• _BRIEF_
Reproduce verbatim the rows below, from the row containing "9, 131, 21]" through the row containing "154, 127, 168]", inclusive.

• _RECORDS PROVIDED_
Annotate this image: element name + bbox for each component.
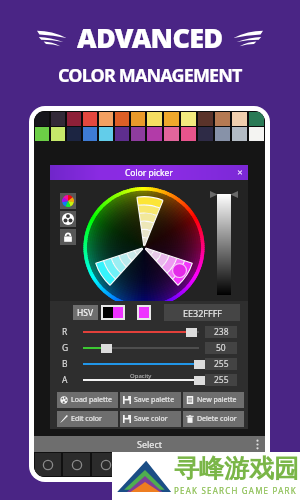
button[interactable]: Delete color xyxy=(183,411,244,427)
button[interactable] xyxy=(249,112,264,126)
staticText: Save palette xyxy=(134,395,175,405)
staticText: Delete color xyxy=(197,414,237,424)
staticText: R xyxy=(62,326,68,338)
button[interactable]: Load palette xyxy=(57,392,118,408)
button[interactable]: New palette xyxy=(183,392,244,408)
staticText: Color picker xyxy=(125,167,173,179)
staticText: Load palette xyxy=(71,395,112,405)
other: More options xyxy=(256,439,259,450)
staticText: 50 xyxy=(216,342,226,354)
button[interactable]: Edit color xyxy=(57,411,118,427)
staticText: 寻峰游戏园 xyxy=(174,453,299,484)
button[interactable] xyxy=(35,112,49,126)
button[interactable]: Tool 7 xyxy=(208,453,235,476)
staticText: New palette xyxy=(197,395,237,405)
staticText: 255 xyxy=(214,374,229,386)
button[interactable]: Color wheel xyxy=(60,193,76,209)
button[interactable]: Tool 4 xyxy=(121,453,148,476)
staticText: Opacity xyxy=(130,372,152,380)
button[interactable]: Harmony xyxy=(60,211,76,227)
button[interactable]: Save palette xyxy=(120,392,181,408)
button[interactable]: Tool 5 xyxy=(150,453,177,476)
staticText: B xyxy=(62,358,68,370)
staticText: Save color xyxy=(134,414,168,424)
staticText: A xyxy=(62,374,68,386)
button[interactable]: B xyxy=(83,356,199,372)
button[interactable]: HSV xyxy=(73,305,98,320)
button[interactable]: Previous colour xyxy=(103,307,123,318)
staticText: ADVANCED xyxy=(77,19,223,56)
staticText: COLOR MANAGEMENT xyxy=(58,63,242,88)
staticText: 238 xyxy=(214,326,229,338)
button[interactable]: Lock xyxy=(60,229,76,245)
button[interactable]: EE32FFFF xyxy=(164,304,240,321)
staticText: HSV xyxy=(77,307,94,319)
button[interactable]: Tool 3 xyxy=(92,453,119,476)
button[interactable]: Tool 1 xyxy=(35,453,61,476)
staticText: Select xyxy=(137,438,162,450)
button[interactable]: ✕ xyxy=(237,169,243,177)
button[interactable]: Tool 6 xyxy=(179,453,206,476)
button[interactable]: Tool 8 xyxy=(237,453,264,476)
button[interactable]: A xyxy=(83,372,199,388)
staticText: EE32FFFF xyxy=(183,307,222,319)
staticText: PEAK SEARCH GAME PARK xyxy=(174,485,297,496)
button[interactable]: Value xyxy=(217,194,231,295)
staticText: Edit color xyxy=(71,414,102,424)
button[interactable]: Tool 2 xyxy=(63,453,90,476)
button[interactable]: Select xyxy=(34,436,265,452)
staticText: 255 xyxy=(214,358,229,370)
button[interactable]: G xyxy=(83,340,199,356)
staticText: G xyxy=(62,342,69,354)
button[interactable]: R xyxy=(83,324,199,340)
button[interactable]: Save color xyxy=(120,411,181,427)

* * *

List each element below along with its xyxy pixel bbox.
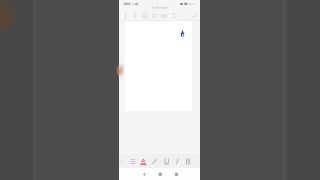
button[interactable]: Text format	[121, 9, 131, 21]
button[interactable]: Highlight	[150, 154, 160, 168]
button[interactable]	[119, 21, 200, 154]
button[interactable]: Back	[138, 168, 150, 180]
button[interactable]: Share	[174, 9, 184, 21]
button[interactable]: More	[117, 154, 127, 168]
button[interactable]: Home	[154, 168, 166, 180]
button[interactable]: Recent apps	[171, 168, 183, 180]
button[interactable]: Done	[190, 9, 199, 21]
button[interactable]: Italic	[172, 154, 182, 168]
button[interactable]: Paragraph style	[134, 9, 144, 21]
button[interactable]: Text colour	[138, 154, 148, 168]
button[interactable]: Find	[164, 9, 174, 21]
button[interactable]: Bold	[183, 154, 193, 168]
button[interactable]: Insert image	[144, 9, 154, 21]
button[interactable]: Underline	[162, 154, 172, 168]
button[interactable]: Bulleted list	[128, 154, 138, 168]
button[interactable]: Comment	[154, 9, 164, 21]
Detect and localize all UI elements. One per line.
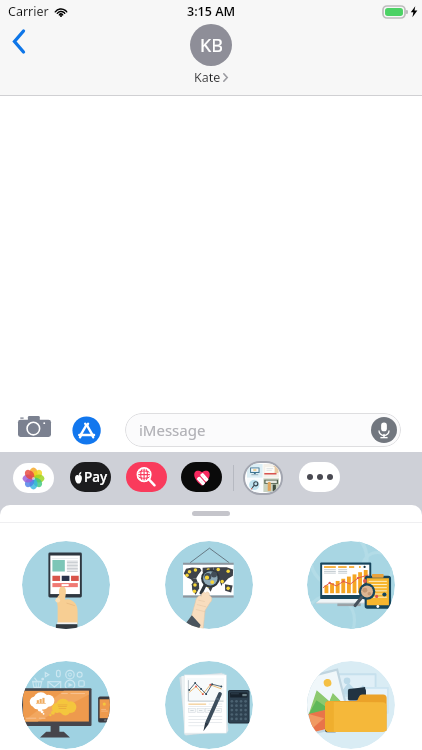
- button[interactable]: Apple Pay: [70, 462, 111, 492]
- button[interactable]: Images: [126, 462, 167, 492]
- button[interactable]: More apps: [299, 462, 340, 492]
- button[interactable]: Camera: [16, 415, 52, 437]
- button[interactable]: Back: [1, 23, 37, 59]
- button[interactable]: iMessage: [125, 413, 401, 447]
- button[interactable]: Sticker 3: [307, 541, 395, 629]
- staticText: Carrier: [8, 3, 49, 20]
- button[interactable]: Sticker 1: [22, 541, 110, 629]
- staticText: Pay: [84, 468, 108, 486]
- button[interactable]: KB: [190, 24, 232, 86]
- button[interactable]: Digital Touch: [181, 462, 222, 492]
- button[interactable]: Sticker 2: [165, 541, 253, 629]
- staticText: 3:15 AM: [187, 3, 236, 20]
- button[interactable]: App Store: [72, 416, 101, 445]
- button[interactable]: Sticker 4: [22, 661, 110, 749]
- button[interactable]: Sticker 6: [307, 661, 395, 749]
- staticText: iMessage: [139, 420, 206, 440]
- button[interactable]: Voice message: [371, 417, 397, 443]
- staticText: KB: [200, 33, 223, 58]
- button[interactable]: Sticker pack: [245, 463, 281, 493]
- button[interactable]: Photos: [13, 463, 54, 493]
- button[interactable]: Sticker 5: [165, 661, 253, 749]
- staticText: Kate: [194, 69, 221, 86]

• _RESULT FOR THIS TASK_
button[interactable]: Text format	[121, 9, 131, 21]
button[interactable]: Highlight	[150, 154, 160, 168]
button[interactable]	[119, 21, 200, 154]
button[interactable]: Back	[138, 168, 150, 180]
button[interactable]: Share	[174, 9, 184, 21]
button[interactable]: More	[117, 154, 127, 168]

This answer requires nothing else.